> **AIM**
Below is a set of records. Repeat all of them exactly.

> **DATA**
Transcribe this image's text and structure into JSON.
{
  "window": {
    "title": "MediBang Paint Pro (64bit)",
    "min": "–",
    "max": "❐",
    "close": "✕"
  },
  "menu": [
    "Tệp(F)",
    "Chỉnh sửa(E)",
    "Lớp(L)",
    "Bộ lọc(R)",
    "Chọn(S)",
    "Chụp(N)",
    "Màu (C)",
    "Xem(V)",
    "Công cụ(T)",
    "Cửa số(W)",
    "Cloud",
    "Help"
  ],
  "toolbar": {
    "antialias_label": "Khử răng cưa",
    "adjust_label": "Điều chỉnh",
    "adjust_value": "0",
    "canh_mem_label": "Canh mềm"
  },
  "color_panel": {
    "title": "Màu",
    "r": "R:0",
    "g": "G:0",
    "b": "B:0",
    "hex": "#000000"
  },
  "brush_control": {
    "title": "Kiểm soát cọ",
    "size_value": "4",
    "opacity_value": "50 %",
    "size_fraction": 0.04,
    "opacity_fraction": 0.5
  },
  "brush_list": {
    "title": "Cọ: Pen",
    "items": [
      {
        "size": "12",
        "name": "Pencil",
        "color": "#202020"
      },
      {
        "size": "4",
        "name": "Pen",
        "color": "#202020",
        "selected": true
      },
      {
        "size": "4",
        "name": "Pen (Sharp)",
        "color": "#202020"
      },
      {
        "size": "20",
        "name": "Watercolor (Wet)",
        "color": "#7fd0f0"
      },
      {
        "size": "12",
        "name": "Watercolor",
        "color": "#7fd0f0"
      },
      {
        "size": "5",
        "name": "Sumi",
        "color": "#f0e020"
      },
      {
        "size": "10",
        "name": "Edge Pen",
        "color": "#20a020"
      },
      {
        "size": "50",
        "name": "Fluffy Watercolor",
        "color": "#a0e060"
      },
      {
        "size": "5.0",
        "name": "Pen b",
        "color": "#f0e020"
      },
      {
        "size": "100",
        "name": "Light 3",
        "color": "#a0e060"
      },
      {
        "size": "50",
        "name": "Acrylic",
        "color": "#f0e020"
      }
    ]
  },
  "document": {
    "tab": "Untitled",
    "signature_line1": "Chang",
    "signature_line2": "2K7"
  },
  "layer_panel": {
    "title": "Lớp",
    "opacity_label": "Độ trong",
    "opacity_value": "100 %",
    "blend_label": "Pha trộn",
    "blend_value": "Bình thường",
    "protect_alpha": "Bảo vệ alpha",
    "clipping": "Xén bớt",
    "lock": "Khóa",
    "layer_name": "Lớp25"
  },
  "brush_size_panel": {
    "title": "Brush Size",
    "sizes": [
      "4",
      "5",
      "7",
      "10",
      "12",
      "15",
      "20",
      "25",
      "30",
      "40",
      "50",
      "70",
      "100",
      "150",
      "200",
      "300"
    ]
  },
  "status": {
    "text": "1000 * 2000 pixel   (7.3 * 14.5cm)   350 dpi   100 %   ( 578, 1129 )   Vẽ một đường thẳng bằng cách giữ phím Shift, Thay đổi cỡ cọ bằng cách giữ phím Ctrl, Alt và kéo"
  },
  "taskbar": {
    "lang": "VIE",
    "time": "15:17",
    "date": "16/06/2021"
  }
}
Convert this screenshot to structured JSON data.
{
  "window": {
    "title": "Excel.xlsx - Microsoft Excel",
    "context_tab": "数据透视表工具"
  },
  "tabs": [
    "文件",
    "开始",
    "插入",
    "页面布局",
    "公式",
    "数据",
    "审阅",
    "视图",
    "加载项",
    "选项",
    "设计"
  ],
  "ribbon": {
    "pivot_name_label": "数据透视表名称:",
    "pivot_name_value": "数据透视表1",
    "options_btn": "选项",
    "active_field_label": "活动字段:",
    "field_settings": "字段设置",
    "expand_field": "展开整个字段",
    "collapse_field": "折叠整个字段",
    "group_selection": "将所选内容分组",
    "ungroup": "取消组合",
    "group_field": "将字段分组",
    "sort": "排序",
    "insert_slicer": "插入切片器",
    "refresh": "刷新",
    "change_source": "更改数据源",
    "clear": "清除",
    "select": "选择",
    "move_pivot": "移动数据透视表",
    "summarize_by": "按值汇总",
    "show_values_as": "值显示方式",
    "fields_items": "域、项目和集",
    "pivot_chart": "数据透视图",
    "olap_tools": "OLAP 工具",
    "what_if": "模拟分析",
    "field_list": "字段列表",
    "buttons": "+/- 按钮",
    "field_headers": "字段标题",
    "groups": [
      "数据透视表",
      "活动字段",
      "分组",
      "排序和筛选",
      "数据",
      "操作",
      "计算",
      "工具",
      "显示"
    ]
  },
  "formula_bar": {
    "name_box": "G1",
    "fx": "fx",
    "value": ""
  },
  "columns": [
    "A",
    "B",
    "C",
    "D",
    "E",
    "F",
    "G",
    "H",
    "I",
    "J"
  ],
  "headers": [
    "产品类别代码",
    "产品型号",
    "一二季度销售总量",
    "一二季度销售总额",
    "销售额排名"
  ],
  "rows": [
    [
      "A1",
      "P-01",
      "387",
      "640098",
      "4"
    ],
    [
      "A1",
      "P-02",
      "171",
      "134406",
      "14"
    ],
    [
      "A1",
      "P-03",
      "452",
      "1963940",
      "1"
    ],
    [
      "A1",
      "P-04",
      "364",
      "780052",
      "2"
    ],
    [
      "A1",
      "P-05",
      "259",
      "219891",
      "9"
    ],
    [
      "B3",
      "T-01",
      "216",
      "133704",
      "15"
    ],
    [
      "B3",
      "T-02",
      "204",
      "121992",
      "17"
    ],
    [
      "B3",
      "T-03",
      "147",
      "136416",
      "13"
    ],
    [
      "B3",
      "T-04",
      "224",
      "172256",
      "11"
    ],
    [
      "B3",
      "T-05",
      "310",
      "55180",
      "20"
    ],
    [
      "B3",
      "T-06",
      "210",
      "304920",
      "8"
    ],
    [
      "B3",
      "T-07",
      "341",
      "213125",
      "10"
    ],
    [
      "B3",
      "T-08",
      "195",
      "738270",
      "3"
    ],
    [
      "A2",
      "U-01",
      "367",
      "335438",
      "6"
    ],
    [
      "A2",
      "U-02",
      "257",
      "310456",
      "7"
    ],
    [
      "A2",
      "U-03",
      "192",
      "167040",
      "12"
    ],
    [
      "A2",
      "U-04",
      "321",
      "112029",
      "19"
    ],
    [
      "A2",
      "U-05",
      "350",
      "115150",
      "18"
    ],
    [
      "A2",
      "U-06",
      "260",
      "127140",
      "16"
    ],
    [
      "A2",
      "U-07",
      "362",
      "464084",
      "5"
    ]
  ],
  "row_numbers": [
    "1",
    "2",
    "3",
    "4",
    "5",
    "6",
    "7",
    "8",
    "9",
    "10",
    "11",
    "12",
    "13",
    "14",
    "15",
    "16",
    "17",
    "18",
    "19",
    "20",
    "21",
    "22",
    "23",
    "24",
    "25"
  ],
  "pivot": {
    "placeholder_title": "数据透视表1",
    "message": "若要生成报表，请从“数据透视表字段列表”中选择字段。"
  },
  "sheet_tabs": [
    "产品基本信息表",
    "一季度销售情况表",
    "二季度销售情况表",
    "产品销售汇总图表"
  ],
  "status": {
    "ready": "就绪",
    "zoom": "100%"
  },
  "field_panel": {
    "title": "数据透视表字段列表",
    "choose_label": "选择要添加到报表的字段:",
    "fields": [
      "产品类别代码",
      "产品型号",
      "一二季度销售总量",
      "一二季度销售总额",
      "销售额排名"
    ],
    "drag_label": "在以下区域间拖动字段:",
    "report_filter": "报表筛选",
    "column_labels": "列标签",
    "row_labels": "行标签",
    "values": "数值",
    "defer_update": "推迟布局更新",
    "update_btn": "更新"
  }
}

> **WRITTEN REPLY**
Transcribe this image's text and structure into JSON.
{
  "window": {
    "title": "MediBang Paint Pro (64bit)",
    "min": "–",
    "max": "❐",
    "close": "✕"
  },
  "menu": [
    "Tệp(F)",
    "Chỉnh sửa(E)",
    "Lớp(L)",
    "Bộ lọc(R)",
    "Chọn(S)",
    "Chụp(N)",
    "Màu (C)",
    "Xem(V)",
    "Công cụ(T)",
    "Cửa số(W)",
    "Cloud",
    "Help"
  ],
  "toolbar": {
    "antialias_label": "Khử răng cưa",
    "adjust_label": "Điều chỉnh",
    "adjust_value": "0",
    "canh_mem_label": "Canh mềm"
  },
  "color_panel": {
    "title": "Màu",
    "r": "R:0",
    "g": "G:0",
    "b": "B:0",
    "hex": "#000000"
  },
  "brush_control": {
    "title": "Kiểm soát cọ",
    "size_value": "4",
    "opacity_value": "50 %",
    "size_fraction": 0.04,
    "opacity_fraction": 0.5
  },
  "brush_list": {
    "title": "Cọ: Pen",
    "items": [
      {
        "size": "12",
        "name": "Pencil",
        "color": "#202020"
      },
      {
        "size": "4",
        "name": "Pen",
        "color": "#202020",
        "selected": true
      },
      {
        "size": "4",
        "name": "Pen (Sharp)",
        "color": "#202020"
      },
      {
        "size": "20",
        "name": "Watercolor (Wet)",
        "color": "#7fd0f0"
      },
      {
        "size": "12",
        "name": "Watercolor",
        "color": "#7fd0f0"
      },
      {
        "size": "5",
        "name": "Sumi",
        "color": "#f0e020"
      },
      {
        "size": "10",
        "name": "Edge Pen",
        "color": "#20a020"
      },
      {
        "size": "50",
        "name": "Fluffy Watercolor",
        "color": "#a0e060"
      },
      {
        "size": "5.0",
        "name": "Pen b",
        "color": "#f0e020"
      },
      {
        "size": "100",
        "name": "Light 3",
        "color": "#a0e060"
      },
      {
        "size": "50",
        "name": "Acrylic",
        "color": "#f0e020"
      }
    ]
  },
  "document": {
    "tab": "Untitled",
    "signature_line1": "Chang",
    "signature_line2": "2K7"
  },
  "layer_panel": {
    "title": "Lớp",
    "opacity_label": "Độ trong",
    "opacity_value": "100 %",
    "blend_label": "Pha trộn",
    "blend_value": "Bình thường",
    "protect_alpha": "Bảo vệ alpha",
    "clipping": "Xén bớt",
    "lock": "Khóa",
    "layer_name": "Lớp25"
  },
  "brush_size_panel": {
    "title": "Brush Size",
    "sizes": [
      "4",
      "5",
      "7",
      "10",
      "12",
      "15",
      "20",
      "25",
      "30",
      "40",
      "50",
      "70",
      "100",
      "150",
      "200",
      "300"
    ]
  },
  "status": {
    "text": "1000 * 2000 pixel   (7.3 * 14.5cm)   350 dpi   100 %   ( 578, 1129 )   Vẽ một đường thẳng bằng cách giữ phím Shift, Thay đổi cỡ cọ bằng cách giữ phím Ctrl, Alt và kéo"
  },
  "taskbar": {
    "lang": "VIE",
    "time": "15:17",
    "date": "16/06/2021"
  }
}
Convert this screenshot to structured JSON data.
{
  "window": {
    "title": "Excel.xlsx - Microsoft Excel",
    "context_tab": "数据透视表工具"
  },
  "tabs": [
    "文件",
    "开始",
    "插入",
    "页面布局",
    "公式",
    "数据",
    "审阅",
    "视图",
    "加载项",
    "选项",
    "设计"
  ],
  "ribbon": {
    "pivot_name_label": "数据透视表名称:",
    "pivot_name_value": "数据透视表1",
    "options_btn": "选项",
    "active_field_label": "活动字段:",
    "field_settings": "字段设置",
    "expand_field": "展开整个字段",
    "collapse_field": "折叠整个字段",
    "group_selection": "将所选内容分组",
    "ungroup": "取消组合",
    "group_field": "将字段分组",
    "sort": "排序",
    "insert_slicer": "插入切片器",
    "refresh": "刷新",
    "change_source": "更改数据源",
    "clear": "清除",
    "select": "选择",
    "move_pivot": "移动数据透视表",
    "summarize_by": "按值汇总",
    "show_values_as": "值显示方式",
    "fields_items": "域、项目和集",
    "pivot_chart": "数据透视图",
    "olap_tools": "OLAP 工具",
    "what_if": "模拟分析",
    "field_list": "字段列表",
    "buttons": "+/- 按钮",
    "field_headers": "字段标题",
    "groups": [
      "数据透视表",
      "活动字段",
      "分组",
      "排序和筛选",
      "数据",
      "操作",
      "计算",
      "工具",
      "显示"
    ]
  },
  "formula_bar": {
    "name_box": "G1",
    "fx": "fx",
    "value": ""
  },
  "columns": [
    "A",
    "B",
    "C",
    "D",
    "E",
    "F",
    "G",
    "H",
    "I",
    "J"
  ],
  "headers": [
    "产品类别代码",
    "产品型号",
    "一二季度销售总量",
    "一二季度销售总额",
    "销售额排名"
  ],
  "rows": [
    [
      "A1",
      "P-01",
      "387",
      "640098",
      "4"
    ],
    [
      "A1",
      "P-02",
      "171",
      "134406",
      "14"
    ],
    [
      "A1",
      "P-03",
      "452",
      "1963940",
      "1"
    ],
    [
      "A1",
      "P-04",
      "364",
      "780052",
      "2"
    ],
    [
      "A1",
      "P-05",
      "259",
      "219891",
      "9"
    ],
    [
      "B3",
      "T-01",
      "216",
      "133704",
      "15"
    ],
    [
      "B3",
      "T-02",
      "204",
      "121992",
      "17"
    ],
    [
      "B3",
      "T-03",
      "147",
      "136416",
      "13"
    ],
    [
      "B3",
      "T-04",
      "224",
      "172256",
      "11"
    ],
    [
      "B3",
      "T-05",
      "310",
      "55180",
      "20"
    ],
    [
      "B3",
      "T-06",
      "210",
      "304920",
      "8"
    ],
    [
      "B3",
      "T-07",
      "341",
      "213125",
      "10"
    ],
    [
      "B3",
      "T-08",
      "195",
      "738270",
      "3"
    ],
    [
      "A2",
      "U-01",
      "367",
      "335438",
      "6"
    ],
    [
      "A2",
      "U-02",
      "257",
      "310456",
      "7"
    ],
    [
      "A2",
      "U-03",
      "192",
      "167040",
      "12"
    ],
    [
      "A2",
      "U-04",
      "321",
      "112029",
      "19"
    ],
    [
      "A2",
      "U-05",
      "350",
      "115150",
      "18"
    ],
    [
      "A2",
      "U-06",
      "260",
      "127140",
      "16"
    ],
    [
      "A2",
      "U-07",
      "362",
      "464084",
      "5"
    ]
  ],
  "row_numbers": [
    "1",
    "2",
    "3",
    "4",
    "5",
    "6",
    "7",
    "8",
    "9",
    "10",
    "11",
    "12",
    "13",
    "14",
    "15",
    "16",
    "17",
    "18",
    "19",
    "20",
    "21",
    "22",
    "23",
    "24",
    "25"
  ],
  "pivot": {
    "placeholder_title": "数据透视表1",
    "message": "若要生成报表，请从“数据透视表字段列表”中选择字段。"
  },
  "sheet_tabs": [
    "产品基本信息表",
    "一季度销售情况表",
    "二季度销售情况表",
    "产品销售汇总图表"
  ],
  "status": {
    "ready": "就绪",
    "zoom": "100%"
  },
  "field_panel": {
    "title": "数据透视表字段列表",
    "choose_label": "选择要添加到报表的字段:",
    "fields": [
      "产品类别代码",
      "产品型号",
      "一二季度销售总量",
      "一二季度销售总额",
      "销售额排名"
    ],
    "drag_label": "在以下区域间拖动字段:",
    "report_filter": "报表筛选",
    "column_labels": "列标签",
    "row_labels": "行标签",
    "values": "数值",
    "defer_update": "推迟布局更新",
    "update_btn": "更新"
  }
}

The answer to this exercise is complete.